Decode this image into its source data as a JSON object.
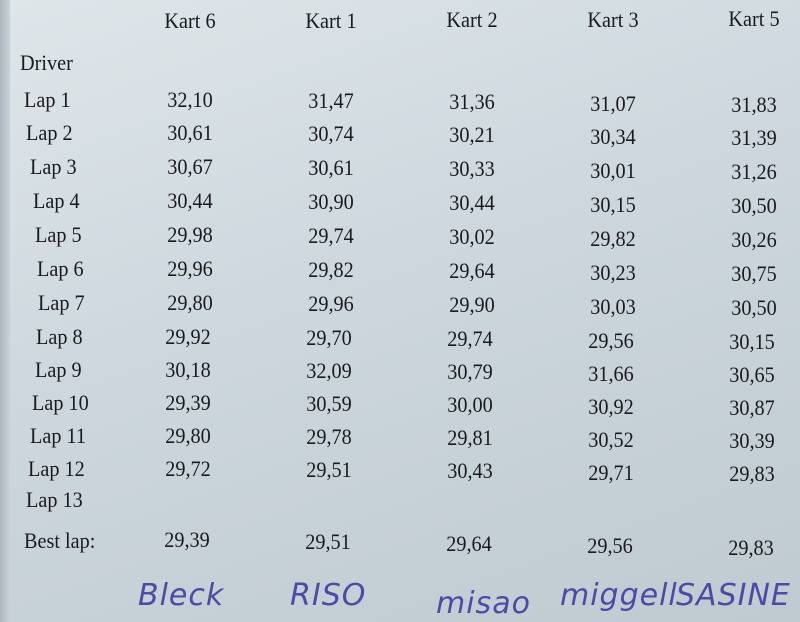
{
  "columns": [
    "Kart 6",
    "Kart 1",
    "Kart 2",
    "Kart 3",
    "Kart 5"
  ],
  "driver_label": "Driver",
  "laps": [
    {
      "label": "Lap 1",
      "times": [
        "32,10",
        "31,47",
        "31,36",
        "31,07",
        "31,83"
      ]
    },
    {
      "label": "Lap 2",
      "times": [
        "30,61",
        "30,74",
        "30,21",
        "30,34",
        "31,39"
      ]
    },
    {
      "label": "Lap 3",
      "times": [
        "30,67",
        "30,61",
        "30,33",
        "30,01",
        "31,26"
      ]
    },
    {
      "label": "Lap 4",
      "times": [
        "30,44",
        "30,90",
        "30,44",
        "30,15",
        "30,50"
      ]
    },
    {
      "label": "Lap 5",
      "times": [
        "29,98",
        "29,74",
        "30,02",
        "29,82",
        "30,26"
      ]
    },
    {
      "label": "Lap 6",
      "times": [
        "29,96",
        "29,82",
        "29,64",
        "30,23",
        "30,75"
      ]
    },
    {
      "label": "Lap 7",
      "times": [
        "29,80",
        "29,96",
        "29,90",
        "30,03",
        "30,50"
      ]
    },
    {
      "label": "Lap 8",
      "times": [
        "29,92",
        "29,70",
        "29,74",
        "29,56",
        "30,15"
      ]
    },
    {
      "label": "Lap 9",
      "times": [
        "30,18",
        "32,09",
        "30,79",
        "31,66",
        "30,65"
      ]
    },
    {
      "label": "Lap 10",
      "times": [
        "29,39",
        "30,59",
        "30,00",
        "30,92",
        "30,87"
      ]
    },
    {
      "label": "Lap 11",
      "times": [
        "29,80",
        "29,78",
        "29,81",
        "30,52",
        "30,39"
      ]
    },
    {
      "label": "Lap 12",
      "times": [
        "29,72",
        "29,51",
        "30,43",
        "29,71",
        "29,83"
      ]
    },
    {
      "label": "Lap 13",
      "times": [
        "",
        "",
        "",
        "",
        ""
      ]
    }
  ],
  "best_lap": {
    "label": "Best lap:",
    "times": [
      "29,39",
      "29,51",
      "29,64",
      "29,56",
      "29,83"
    ]
  },
  "handwritten_names": [
    "Bleck",
    "RISO",
    "misao",
    "miggell",
    "SASINE"
  ],
  "colors": {
    "ink": "#1b1b1d",
    "pen": "#4b4aa6",
    "paper": "#cdd7dd"
  }
}
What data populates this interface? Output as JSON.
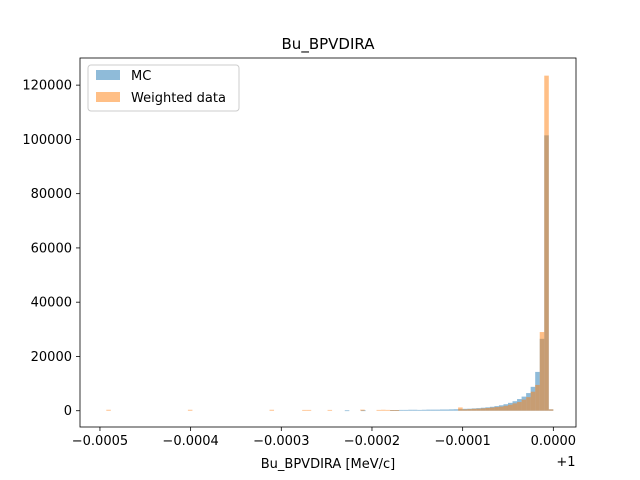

════════════════════

* **What to do**: Retype each record exactly as it stands, but do not include the pictures.

* **Finished answer**:
Decode this image into its source data as a JSON object.
{
  "columns": [
    "Kart 6",
    "Kart 1",
    "Kart 2",
    "Kart 3",
    "Kart 5"
  ],
  "driver_label": "Driver",
  "laps": [
    {
      "label": "Lap 1",
      "times": [
        "32,10",
        "31,47",
        "31,36",
        "31,07",
        "31,83"
      ]
    },
    {
      "label": "Lap 2",
      "times": [
        "30,61",
        "30,74",
        "30,21",
        "30,34",
        "31,39"
      ]
    },
    {
      "label": "Lap 3",
      "times": [
        "30,67",
        "30,61",
        "30,33",
        "30,01",
        "31,26"
      ]
    },
    {
      "label": "Lap 4",
      "times": [
        "30,44",
        "30,90",
        "30,44",
        "30,15",
        "30,50"
      ]
    },
    {
      "label": "Lap 5",
      "times": [
        "29,98",
        "29,74",
        "30,02",
        "29,82",
        "30,26"
      ]
    },
    {
      "label": "Lap 6",
      "times": [
        "29,96",
        "29,82",
        "29,64",
        "30,23",
        "30,75"
      ]
    },
    {
      "label": "Lap 7",
      "times": [
        "29,80",
        "29,96",
        "29,90",
        "30,03",
        "30,50"
      ]
    },
    {
      "label": "Lap 8",
      "times": [
        "29,92",
        "29,70",
        "29,74",
        "29,56",
        "30,15"
      ]
    },
    {
      "label": "Lap 9",
      "times": [
        "30,18",
        "32,09",
        "30,79",
        "31,66",
        "30,65"
      ]
    },
    {
      "label": "Lap 10",
      "times": [
        "29,39",
        "30,59",
        "30,00",
        "30,92",
        "30,87"
      ]
    },
    {
      "label": "Lap 11",
      "times": [
        "29,80",
        "29,78",
        "29,81",
        "30,52",
        "30,39"
      ]
    },
    {
      "label": "Lap 12",
      "times": [
        "29,72",
        "29,51",
        "30,43",
        "29,71",
        "29,83"
      ]
    },
    {
      "label": "Lap 13",
      "times": [
        "",
        "",
        "",
        "",
        ""
      ]
    }
  ],
  "best_lap": {
    "label": "Best lap:",
    "times": [
      "29,39",
      "29,51",
      "29,64",
      "29,56",
      "29,83"
    ]
  },
  "handwritten_names": [
    "Bleck",
    "RISO",
    "misao",
    "miggell",
    "SASINE"
  ],
  "colors": {
    "ink": "#1b1b1d",
    "pen": "#4b4aa6",
    "paper": "#cdd7dd"
  }
}
What data populates this interface? Output as JSON.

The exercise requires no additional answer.